Exercise requirements: Gather all lines in the entries that include the word "displayed".

Material provided:
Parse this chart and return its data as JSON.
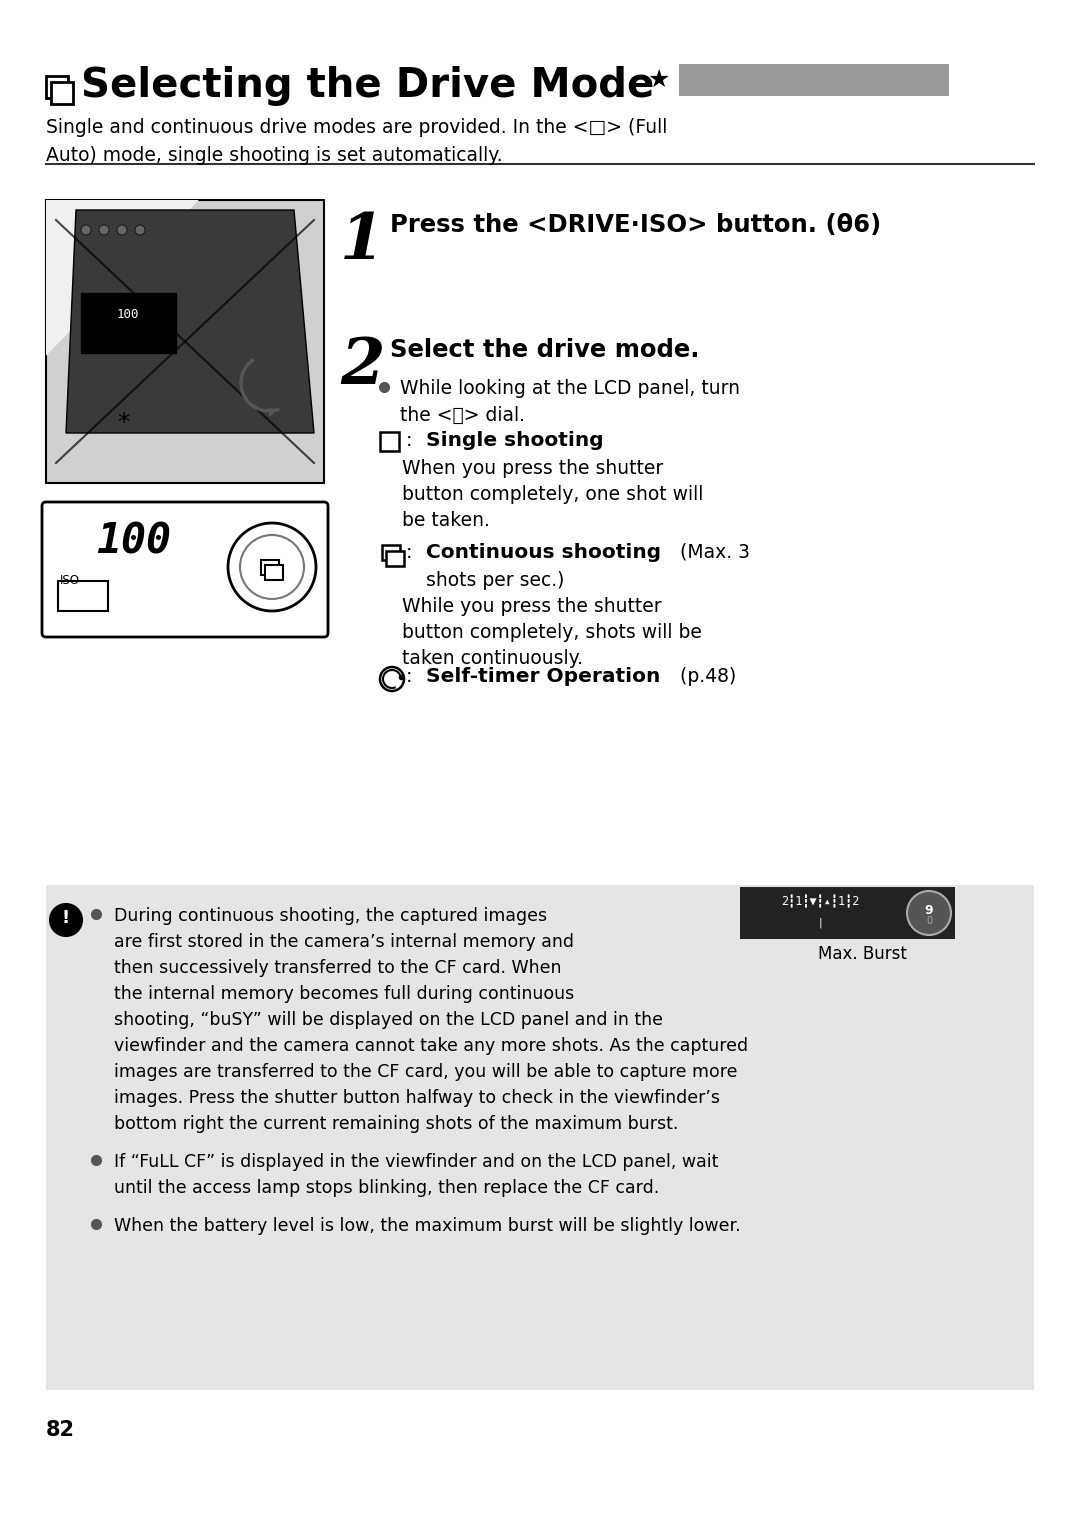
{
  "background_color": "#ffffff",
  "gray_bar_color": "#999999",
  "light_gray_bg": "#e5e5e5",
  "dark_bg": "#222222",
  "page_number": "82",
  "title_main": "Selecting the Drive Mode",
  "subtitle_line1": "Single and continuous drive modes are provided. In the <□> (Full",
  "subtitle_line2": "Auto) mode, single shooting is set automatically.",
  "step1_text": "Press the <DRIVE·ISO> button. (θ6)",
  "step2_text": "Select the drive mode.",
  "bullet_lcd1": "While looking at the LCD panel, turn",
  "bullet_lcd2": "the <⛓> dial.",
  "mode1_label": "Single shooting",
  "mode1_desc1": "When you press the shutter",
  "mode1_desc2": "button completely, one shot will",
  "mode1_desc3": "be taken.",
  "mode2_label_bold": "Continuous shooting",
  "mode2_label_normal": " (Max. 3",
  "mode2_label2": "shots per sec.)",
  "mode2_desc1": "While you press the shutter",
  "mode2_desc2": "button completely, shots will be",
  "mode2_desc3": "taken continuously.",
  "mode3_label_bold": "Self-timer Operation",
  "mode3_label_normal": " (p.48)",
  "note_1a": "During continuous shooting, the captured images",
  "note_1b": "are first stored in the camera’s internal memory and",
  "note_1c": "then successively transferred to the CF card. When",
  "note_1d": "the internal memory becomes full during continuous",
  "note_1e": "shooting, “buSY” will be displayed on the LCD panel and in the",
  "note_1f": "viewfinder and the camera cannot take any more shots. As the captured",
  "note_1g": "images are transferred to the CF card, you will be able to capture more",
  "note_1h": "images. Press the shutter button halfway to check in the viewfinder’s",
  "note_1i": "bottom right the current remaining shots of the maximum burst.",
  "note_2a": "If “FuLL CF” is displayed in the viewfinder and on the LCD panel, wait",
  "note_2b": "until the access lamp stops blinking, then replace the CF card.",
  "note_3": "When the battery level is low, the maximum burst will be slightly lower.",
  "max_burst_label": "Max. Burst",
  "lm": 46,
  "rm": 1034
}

Result for this exercise:
  "note_1e": "shooting, “buSY” will be displayed on the LCD panel and in the",
  "note_2a": "If “FuLL CF” is displayed in the viewfinder and on the LCD panel, wait",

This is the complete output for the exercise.